Reproduce the listing below character for character; drop every image.

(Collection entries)
—————

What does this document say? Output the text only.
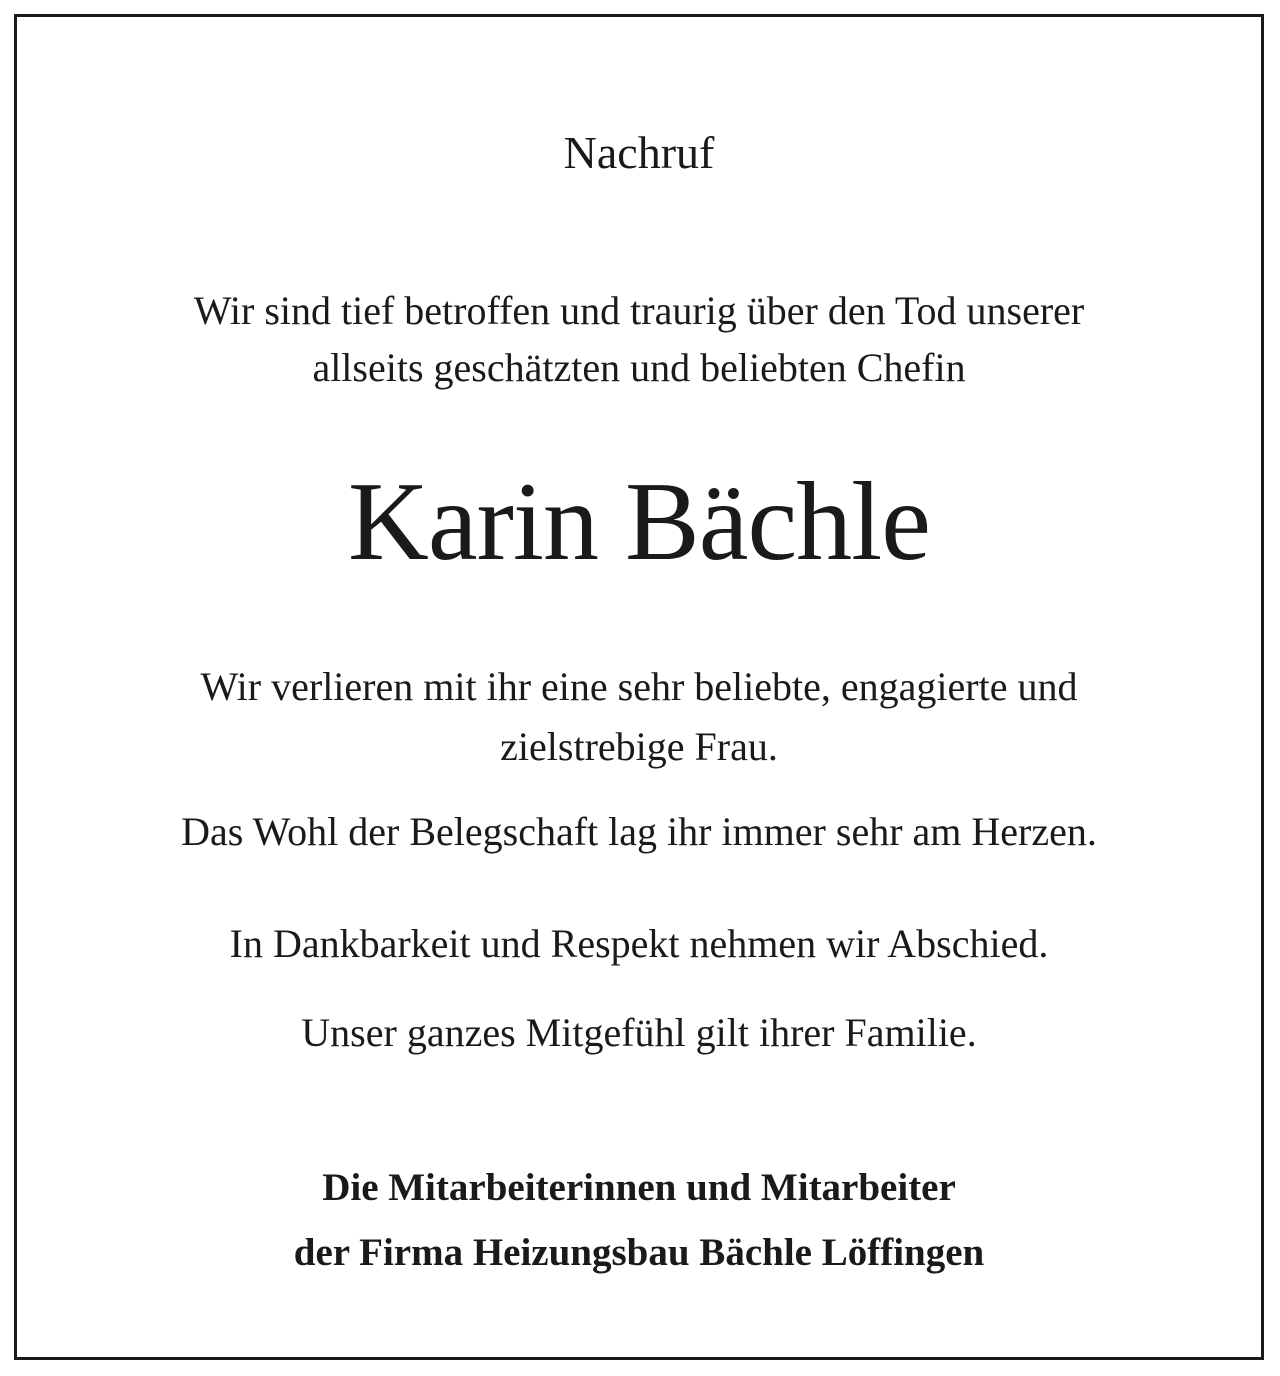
Nachruf
Wir sind tief betroffen und traurig über den Tod unserer
allseits geschätzten und beliebten Chefin
Karin Bächle
Wir verlieren mit ihr eine sehr beliebte, engagierte und
zielstrebige Frau.
Das Wohl der Belegschaft lag ihr immer sehr am Herzen.
In Dankbarkeit und Respekt nehmen wir Abschied.
Unser ganzes Mitgefühl gilt ihrer Familie.
Die Mitarbeiterinnen und Mitarbeiter
der Firma Heizungsbau Bächle Löffingen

—————

Problem solution |
What does this document say? Output the text only.
Nachruf
Wir sind tief betroffen und traurig über den Tod unserer
allseits geschätzten und beliebten Chefin
Karin Bächle
Wir verlieren mit ihr eine sehr beliebte, engagierte und
zielstrebige Frau.
Das Wohl der Belegschaft lag ihr immer sehr am Herzen.
In Dankbarkeit und Respekt nehmen wir Abschied.
Unser ganzes Mitgefühl gilt ihrer Familie.
Die Mitarbeiterinnen und Mitarbeiter
der Firma Heizungsbau Bächle Löffingen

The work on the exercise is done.